Filter the data for lines with the word "text", then copy every line so identified.
######
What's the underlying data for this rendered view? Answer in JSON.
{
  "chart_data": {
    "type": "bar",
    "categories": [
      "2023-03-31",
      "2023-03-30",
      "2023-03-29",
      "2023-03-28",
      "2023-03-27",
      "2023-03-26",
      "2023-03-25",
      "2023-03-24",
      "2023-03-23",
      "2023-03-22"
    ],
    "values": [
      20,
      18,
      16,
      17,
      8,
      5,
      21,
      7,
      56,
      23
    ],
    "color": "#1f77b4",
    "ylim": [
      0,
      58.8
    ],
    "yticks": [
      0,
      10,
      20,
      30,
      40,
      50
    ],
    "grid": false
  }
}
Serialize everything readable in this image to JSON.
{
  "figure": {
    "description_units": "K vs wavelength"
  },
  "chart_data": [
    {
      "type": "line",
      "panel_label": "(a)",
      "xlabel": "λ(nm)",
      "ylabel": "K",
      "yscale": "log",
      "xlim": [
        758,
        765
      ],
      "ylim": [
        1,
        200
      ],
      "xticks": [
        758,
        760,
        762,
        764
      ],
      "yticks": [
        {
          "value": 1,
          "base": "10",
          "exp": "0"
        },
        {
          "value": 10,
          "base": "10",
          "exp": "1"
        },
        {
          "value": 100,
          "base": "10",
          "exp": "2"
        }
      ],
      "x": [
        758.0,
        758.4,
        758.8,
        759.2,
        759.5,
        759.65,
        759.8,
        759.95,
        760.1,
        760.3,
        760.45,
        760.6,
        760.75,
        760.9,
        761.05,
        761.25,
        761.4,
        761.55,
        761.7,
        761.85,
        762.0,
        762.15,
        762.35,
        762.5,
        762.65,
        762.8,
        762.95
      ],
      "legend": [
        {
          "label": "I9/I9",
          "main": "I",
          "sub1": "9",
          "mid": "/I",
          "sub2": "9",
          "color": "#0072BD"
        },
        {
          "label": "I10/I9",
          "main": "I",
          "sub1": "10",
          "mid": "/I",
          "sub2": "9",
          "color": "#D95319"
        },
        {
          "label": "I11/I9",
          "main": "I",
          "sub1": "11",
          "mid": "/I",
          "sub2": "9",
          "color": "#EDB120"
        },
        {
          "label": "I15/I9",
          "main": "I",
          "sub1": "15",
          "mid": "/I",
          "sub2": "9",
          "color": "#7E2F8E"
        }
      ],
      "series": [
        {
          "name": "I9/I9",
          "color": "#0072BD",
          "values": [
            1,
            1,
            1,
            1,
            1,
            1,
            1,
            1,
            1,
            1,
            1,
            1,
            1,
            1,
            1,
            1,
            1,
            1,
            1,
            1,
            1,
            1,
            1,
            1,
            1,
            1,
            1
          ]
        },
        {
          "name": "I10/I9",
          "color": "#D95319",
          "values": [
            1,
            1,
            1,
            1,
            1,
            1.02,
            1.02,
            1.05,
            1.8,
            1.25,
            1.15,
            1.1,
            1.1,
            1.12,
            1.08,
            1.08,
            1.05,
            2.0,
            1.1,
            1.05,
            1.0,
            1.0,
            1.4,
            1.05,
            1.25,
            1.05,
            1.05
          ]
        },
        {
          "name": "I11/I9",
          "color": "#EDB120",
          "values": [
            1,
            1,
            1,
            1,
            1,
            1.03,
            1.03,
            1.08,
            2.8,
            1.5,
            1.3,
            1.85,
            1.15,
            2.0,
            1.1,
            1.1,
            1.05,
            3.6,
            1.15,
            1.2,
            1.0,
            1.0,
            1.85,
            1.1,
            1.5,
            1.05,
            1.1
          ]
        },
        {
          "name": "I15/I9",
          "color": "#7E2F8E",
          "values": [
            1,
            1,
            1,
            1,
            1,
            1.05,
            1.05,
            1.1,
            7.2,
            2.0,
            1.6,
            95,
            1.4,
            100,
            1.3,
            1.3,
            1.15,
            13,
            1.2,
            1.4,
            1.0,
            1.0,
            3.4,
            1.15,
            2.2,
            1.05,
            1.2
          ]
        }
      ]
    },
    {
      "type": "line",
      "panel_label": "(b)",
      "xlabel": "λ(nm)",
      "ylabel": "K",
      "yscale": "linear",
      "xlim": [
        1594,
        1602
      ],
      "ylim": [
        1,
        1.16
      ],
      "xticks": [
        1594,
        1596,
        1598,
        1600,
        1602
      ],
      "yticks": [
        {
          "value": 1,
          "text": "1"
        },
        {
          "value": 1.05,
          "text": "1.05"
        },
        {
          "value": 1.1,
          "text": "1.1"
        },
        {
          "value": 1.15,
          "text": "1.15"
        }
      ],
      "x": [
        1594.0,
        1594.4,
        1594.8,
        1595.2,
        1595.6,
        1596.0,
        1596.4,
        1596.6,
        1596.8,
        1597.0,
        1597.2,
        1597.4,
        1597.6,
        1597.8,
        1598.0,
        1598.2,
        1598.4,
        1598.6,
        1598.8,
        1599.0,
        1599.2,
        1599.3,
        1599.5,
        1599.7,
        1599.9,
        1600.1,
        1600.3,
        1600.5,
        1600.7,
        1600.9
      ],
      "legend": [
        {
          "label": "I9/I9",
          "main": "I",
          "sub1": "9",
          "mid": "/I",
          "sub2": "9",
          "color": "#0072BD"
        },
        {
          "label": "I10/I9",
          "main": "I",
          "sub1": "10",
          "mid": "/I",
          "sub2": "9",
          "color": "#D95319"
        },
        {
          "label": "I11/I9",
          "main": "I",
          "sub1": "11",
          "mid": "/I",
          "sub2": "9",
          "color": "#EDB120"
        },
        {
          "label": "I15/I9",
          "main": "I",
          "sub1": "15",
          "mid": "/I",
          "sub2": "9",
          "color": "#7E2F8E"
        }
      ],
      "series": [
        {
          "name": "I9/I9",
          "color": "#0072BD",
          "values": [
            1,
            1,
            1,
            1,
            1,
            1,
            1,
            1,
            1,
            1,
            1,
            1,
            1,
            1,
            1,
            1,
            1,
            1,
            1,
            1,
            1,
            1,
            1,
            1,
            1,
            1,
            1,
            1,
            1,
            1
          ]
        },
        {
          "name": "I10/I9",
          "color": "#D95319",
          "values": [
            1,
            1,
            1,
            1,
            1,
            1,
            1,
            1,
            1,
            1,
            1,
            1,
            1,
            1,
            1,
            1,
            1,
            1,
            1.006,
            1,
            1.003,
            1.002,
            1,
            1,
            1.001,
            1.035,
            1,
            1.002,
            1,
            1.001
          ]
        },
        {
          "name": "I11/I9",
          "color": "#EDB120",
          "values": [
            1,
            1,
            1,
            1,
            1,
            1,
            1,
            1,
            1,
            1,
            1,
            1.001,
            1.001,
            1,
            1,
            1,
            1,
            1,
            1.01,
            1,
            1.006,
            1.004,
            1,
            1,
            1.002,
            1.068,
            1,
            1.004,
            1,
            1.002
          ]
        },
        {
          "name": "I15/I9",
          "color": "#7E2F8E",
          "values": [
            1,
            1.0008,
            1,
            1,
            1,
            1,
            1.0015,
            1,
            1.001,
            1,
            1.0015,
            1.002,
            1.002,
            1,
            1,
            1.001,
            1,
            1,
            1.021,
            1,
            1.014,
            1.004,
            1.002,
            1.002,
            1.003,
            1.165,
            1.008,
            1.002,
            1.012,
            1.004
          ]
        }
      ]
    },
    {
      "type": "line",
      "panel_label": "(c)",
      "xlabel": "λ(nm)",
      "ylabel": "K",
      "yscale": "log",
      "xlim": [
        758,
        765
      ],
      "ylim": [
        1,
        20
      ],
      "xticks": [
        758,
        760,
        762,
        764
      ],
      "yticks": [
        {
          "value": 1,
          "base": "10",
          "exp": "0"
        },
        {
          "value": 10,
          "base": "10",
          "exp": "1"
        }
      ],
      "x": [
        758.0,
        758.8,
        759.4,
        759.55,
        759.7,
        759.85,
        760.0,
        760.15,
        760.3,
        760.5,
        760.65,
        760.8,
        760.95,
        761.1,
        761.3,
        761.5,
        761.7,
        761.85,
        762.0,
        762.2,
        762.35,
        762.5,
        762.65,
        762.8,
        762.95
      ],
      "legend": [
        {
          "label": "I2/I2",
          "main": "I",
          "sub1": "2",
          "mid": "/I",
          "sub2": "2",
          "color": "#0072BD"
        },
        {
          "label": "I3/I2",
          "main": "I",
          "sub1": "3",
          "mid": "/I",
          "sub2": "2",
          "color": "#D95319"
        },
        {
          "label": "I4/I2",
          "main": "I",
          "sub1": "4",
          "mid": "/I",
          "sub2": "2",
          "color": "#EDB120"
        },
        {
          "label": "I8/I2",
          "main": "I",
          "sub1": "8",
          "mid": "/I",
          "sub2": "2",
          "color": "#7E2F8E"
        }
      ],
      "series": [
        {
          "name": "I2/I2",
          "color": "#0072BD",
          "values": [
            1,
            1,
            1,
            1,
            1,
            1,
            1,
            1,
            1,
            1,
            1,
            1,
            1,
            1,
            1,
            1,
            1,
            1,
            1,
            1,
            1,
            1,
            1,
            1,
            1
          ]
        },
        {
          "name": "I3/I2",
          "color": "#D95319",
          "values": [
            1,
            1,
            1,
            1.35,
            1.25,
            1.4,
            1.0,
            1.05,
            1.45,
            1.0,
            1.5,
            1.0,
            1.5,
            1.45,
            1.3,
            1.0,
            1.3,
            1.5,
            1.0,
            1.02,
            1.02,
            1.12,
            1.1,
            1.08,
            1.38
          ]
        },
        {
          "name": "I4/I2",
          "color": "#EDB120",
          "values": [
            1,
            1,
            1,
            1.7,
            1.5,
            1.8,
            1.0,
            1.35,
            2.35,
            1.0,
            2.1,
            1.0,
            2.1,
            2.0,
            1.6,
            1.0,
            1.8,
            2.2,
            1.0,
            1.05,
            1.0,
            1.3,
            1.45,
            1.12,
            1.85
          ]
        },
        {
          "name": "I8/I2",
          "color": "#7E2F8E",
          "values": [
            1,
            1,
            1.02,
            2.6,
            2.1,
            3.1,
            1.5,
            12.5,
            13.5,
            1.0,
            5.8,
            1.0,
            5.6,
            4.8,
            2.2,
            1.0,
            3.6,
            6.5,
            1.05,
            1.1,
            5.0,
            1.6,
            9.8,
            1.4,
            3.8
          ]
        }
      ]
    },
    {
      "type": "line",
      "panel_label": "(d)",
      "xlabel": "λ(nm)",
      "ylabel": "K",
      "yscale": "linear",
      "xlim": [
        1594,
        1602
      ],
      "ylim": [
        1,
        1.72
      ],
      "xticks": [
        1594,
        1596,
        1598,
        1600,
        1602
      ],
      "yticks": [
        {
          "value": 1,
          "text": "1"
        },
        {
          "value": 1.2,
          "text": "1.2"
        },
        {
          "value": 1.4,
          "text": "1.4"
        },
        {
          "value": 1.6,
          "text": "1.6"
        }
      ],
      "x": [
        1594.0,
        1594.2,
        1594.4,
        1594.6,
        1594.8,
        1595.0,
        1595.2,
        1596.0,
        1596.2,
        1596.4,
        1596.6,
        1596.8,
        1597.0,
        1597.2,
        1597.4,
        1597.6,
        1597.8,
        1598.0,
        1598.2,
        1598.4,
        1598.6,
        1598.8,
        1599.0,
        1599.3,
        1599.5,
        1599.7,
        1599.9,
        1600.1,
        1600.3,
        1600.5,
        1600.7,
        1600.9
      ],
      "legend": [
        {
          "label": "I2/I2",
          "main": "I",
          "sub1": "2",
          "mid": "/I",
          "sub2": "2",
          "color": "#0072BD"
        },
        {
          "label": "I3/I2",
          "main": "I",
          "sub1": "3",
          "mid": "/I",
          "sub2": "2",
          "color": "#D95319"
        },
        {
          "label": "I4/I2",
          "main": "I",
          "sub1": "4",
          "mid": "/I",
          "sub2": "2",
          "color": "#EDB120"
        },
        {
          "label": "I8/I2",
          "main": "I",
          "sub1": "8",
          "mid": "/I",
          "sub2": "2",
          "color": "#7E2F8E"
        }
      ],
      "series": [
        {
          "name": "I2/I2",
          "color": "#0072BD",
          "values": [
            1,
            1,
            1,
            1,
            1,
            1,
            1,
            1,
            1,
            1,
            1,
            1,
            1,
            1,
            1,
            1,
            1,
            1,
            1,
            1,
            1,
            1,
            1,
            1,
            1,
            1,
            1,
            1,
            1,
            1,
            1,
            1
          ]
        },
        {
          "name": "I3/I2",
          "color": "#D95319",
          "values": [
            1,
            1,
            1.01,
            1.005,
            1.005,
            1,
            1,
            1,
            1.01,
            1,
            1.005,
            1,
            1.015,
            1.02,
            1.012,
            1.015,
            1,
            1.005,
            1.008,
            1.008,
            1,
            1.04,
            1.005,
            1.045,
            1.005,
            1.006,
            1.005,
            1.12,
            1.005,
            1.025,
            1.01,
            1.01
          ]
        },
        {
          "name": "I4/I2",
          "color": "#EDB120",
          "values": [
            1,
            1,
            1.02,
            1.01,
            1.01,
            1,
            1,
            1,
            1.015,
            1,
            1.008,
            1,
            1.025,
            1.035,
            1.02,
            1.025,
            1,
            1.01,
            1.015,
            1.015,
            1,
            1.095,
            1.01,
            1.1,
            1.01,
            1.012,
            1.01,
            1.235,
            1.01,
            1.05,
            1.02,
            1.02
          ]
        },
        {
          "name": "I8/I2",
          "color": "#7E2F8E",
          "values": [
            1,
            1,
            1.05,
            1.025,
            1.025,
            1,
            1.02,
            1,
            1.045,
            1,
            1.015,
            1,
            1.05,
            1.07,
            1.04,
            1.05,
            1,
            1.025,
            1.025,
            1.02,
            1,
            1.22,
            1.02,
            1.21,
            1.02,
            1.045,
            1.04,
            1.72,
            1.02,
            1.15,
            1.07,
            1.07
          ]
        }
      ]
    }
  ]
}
######
:: Written response ::
          "text": "1"
          "text": "1.05"
          "text": "1.1"
          "text": "1.15"
          "text": "1"
          "text": "1.2"
          "text": "1.4"
          "text": "1.6"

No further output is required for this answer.